Document passage ▸

-- Begin --

This post serves as a follow-up to my last post, in response to the comments that my new Arminian friend posted here (on-site) and then here (off-site). (Since he goes here by the username ‘Arminian1′, I will use that name below.) I’m not going to respond point-by-point to his second set of comments, because (i) I simply don’t have the time and energy at the moment, (ii) it would end up so long that I doubt anyone else would have the time, energy, and interest to actually read it, (iii) Steve Hays has already raised some excellent points with which I concur, and (iv) I’m confident enough that anyone who reads Arminian1′s second response, and understands the metaphysical problems I raised for his position, will recognize that his rebuttal consists largely of hand-waving non-answers (e.g., appeals to divine transcendence, eternity, and omnipotence that somehow function like magic wands to dissolve away, without any further explanation, the paradoxes raised by backward/circular causation).
So for now I will simply address the issue he raised in his first comment. (Since he repeats this point several times in his second response, I suppose this will count as a partial reply to that too!)
It is true that James responded that Piper was not making the claim “that Calvinism is incompatible with the claim that our prayers can be ‘genuine causes’ of God’s decisions about how to answer those prayers”. However, my response to this pointed out that while I did speak of the issue in terms of God’s decision, I also spoke of the issue in terms of God’s doing the thing requested by the prayer (i.e., answering the prayer). In fact, I went so far as to say that “it is illegitimate to claim that in a Calvinistic/deterministic system that prayer is a cause of anything”. So my response already pointed out that this distinction is meaningless in the context of our conversation. James has chosen to focus on the decision aspect and missed my direct challenge to what he says Piper was talking about—answer to prayer.
Okay, let’s recap. Arminian1′s original objection was that Calvinism can’t accommodate the idea that our prayers can be the causes of God’s answers to those prayers, because on the Calvinist view (1) God has decided in advance how to answer the prayer and (2) God predestines the prayer itself. I pointed out, first of all, that (1) is also true on the classical Arminian view. Does Arminian1 disagree here? Some real progress might be made if he were to make clear his position on this point.

-- End --

Data block ▸
-- Begin --

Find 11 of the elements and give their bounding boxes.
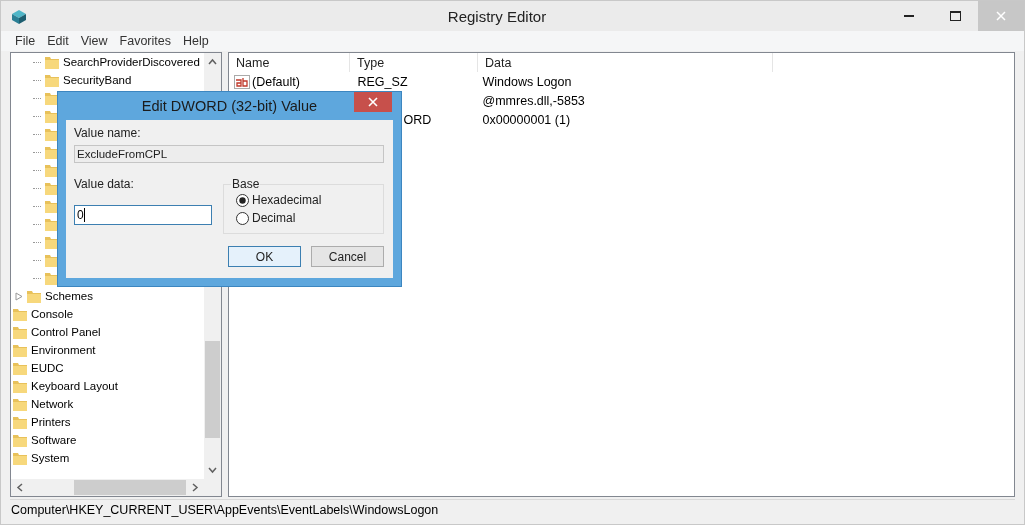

-- End --

Actions to take ▸
A - In the post on Calvinism and prayer, what username does the Arminian commenter go by?
B - Reproduce the passage from the post on Calvinism and prayer starting at "Okay, let’s recap." and ending at "on this point.", substituting "Reformed theology" for "Calvinism".
The material has no connection to the text.

Outputs in order ▸
A - He goes by the username "Arminian1".

B -
Okay, let’s recap. Arminian1′s original objection was that Reformed theology can’t accommodate the idea that our prayers can be the causes of God’s answers to those prayers, because on the Calvinist view (1) God has decided in advance how to answer the prayer and (2) God predestines the prayer itself. I pointed out, first of all, that (1) is also true on the classical Arminian view. Does Arminian1 disagree here? Some real progress might be made if he were to make clear his position on this point.